** START **
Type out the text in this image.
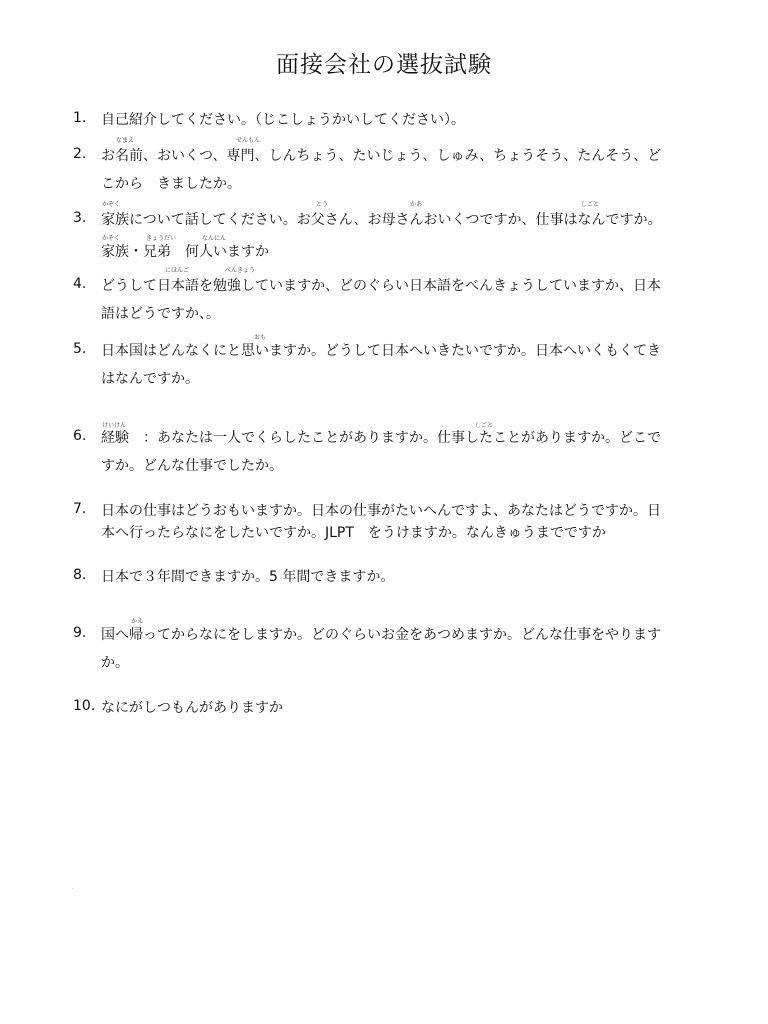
面接会社の選抜試験
1.	自己紹介してください。（じこしょうかいしてください）。
なまえ	せんもん
2.	お名前、おいくつ、専門、しんちょう、たいじょう、しゅみ、ちょうそう、たんそう、ど
こから　きましたか。
かぞく	とう	かあ	しごと
3.	家族について話してください。お父さん、お母さんおいくつですか、仕事はなんですか。
かぞく	きょうだい	なんにん
家族・兄弟　何人いますか
にほんご	べんきょう
4.	どうして日本語を勉強していますか、どのぐらい日本語をべんきょうしていますか、日本
語はどうですか、。
おも
5.	日本国はどんなくにと思いますか。どうして日本へいきたいですか。日本へいくもくてき
はなんですか。
けいけん	しごと
6.	経験　：あなたは一人でくらしたことがありますか。仕事したことがありますか。どこで
すか。どんな仕事でしたか。
7.	日本の仕事はどうおもいますか。日本の仕事がたいへんですよ、あなたはどうですか。日
本へ行ったらなにをしたいですか。JLPT　をうけますか。なんきゅうまでですか
8.	日本で３年間できますか。5 年間できますか。
かえ
9.	国へ帰ってからなにをしますか。どのぐらいお金をあつめますか。どんな仕事をやります
か。
10. なにがしつもんがありますか
·
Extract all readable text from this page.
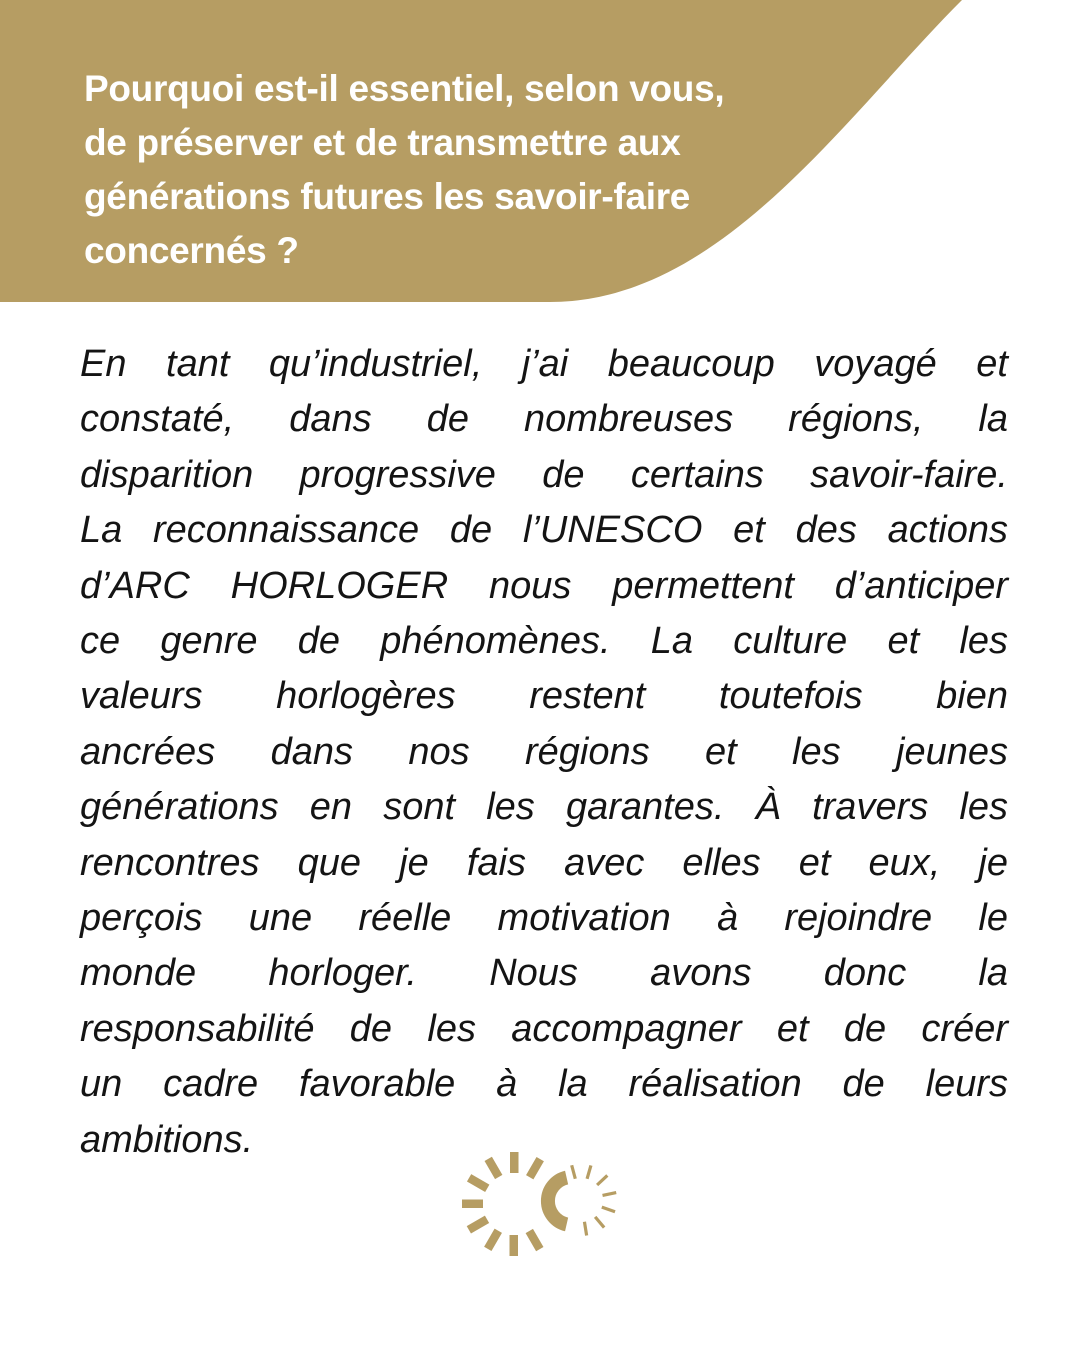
Pourquoi est-il essentiel, selon vous,
de préserver et de transmettre aux
générations futures les savoir-faire
concernés ?
En tant qu’industriel, j’ai beaucoup voyagé et
constaté, dans de nombreuses régions, la
disparition progressive de certains savoir-faire.
La reconnaissance de l’UNESCO et des actions
d’ARC HORLOGER nous permettent d’anticiper
ce genre de phénomènes. La culture et les
valeurs horlogères restent toutefois bien
ancrées dans nos régions et les jeunes
générations en sont les garantes. À travers les
rencontres que je fais avec elles et eux, je
perçois une réelle motivation à rejoindre le
monde horloger. Nous avons donc la
responsabilité de les accompagner et de créer
un cadre favorable à la réalisation de leurs
ambitions.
** END **
## What is asked
Reproduce the material word for word, minus the images.

## Full solution
Type out the text in this image.
面接会社の選抜試験
1.	自己紹介してください。（じこしょうかいしてください）。
なまえ	せんもん
2.	お名前、おいくつ、専門、しんちょう、たいじょう、しゅみ、ちょうそう、たんそう、ど
こから　きましたか。
かぞく	とう	かあ	しごと
3.	家族について話してください。お父さん、お母さんおいくつですか、仕事はなんですか。
かぞく	きょうだい	なんにん
家族・兄弟　何人いますか
にほんご	べんきょう
4.	どうして日本語を勉強していますか、どのぐらい日本語をべんきょうしていますか、日本
語はどうですか、。
おも
5.	日本国はどんなくにと思いますか。どうして日本へいきたいですか。日本へいくもくてき
はなんですか。
けいけん	しごと
6.	経験　：あなたは一人でくらしたことがありますか。仕事したことがありますか。どこで
すか。どんな仕事でしたか。
7.	日本の仕事はどうおもいますか。日本の仕事がたいへんですよ、あなたはどうですか。日
本へ行ったらなにをしたいですか。JLPT　をうけますか。なんきゅうまでですか
8.	日本で３年間できますか。5 年間できますか。
かえ
9.	国へ帰ってからなにをしますか。どのぐらいお金をあつめますか。どんな仕事をやります
か。
10. なにがしつもんがありますか
·
Extract all readable text from this page.
Pourquoi est-il essentiel, selon vous,
de préserver et de transmettre aux
générations futures les savoir-faire
concernés ?
En tant qu’industriel, j’ai beaucoup voyagé et
constaté, dans de nombreuses régions, la
disparition progressive de certains savoir-faire.
La reconnaissance de l’UNESCO et des actions
d’ARC HORLOGER nous permettent d’anticiper
ce genre de phénomènes. La culture et les
valeurs horlogères restent toutefois bien
ancrées dans nos régions et les jeunes
générations en sont les garantes. À travers les
rencontres que je fais avec elles et eux, je
perçois une réelle motivation à rejoindre le
monde horloger. Nous avons donc la
responsabilité de les accompagner et de créer
un cadre favorable à la réalisation de leurs
ambitions.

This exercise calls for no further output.